Reproduce the lines from the one containing "Localize all elements." through the one containing "X-axis label: Humidex", with "bounding boxes" replaced by "box coordinates" and everything else unchanged. Leave the pictures out.

**EXTRACTED MATERIAL**:
— start —

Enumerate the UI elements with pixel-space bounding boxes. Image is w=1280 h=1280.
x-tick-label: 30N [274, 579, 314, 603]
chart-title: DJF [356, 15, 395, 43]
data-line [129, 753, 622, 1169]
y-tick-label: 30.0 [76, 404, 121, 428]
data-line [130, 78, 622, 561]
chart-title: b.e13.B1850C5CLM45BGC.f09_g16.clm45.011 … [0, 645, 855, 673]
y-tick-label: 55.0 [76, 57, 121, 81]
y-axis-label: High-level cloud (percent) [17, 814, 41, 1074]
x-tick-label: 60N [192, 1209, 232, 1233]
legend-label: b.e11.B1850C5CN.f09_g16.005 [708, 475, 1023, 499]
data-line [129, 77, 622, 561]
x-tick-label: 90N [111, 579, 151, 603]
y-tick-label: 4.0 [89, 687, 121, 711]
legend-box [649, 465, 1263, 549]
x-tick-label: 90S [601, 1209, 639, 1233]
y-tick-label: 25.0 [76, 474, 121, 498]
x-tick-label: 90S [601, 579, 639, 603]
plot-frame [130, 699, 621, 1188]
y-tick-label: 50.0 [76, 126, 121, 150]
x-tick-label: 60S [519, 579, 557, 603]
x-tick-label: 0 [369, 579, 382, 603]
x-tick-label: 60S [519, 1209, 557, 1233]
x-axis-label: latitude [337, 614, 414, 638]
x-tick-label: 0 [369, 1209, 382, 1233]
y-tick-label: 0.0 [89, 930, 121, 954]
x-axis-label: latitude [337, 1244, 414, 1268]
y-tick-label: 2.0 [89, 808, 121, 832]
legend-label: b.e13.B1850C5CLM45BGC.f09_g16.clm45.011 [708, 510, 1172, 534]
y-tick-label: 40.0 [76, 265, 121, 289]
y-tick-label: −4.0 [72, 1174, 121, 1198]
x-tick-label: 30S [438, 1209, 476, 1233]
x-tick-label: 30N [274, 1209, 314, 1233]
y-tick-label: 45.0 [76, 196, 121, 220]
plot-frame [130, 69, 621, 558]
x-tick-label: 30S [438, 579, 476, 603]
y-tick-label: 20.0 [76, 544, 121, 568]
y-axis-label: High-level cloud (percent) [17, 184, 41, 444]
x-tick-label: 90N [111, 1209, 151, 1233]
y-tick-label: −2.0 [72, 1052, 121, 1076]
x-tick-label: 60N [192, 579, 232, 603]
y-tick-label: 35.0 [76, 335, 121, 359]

— end —
— start —

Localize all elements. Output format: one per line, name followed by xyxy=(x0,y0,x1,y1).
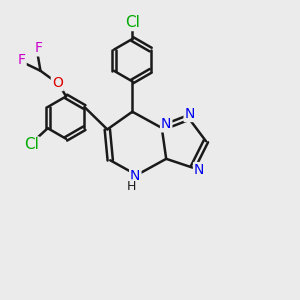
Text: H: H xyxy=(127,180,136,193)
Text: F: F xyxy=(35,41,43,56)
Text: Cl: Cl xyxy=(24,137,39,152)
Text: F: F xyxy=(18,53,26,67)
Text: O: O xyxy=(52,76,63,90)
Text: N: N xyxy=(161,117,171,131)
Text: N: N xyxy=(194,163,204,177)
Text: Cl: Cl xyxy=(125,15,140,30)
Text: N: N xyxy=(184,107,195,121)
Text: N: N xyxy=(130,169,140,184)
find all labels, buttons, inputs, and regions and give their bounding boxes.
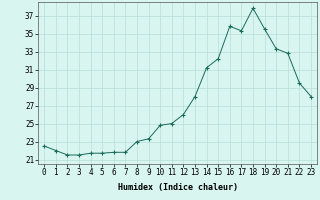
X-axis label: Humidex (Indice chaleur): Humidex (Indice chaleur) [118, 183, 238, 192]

— end —
— start —

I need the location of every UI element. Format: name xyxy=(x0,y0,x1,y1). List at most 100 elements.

— end —

**WRITTEN REPLY**:
Localize all elements. Output format: one per line, name followed by xyxy=(x0,y0,x1,y1).
Text: H: H xyxy=(127,180,136,193)
Text: F: F xyxy=(35,41,43,56)
Text: Cl: Cl xyxy=(24,137,39,152)
Text: F: F xyxy=(18,53,26,67)
Text: O: O xyxy=(52,76,63,90)
Text: N: N xyxy=(161,117,171,131)
Text: N: N xyxy=(194,163,204,177)
Text: Cl: Cl xyxy=(125,15,140,30)
Text: N: N xyxy=(184,107,195,121)
Text: N: N xyxy=(130,169,140,184)
find all labels, buttons, inputs, and regions and give their box coordinates.
X-axis label: Humidex (Indice chaleur): Humidex (Indice chaleur) [118, 183, 238, 192]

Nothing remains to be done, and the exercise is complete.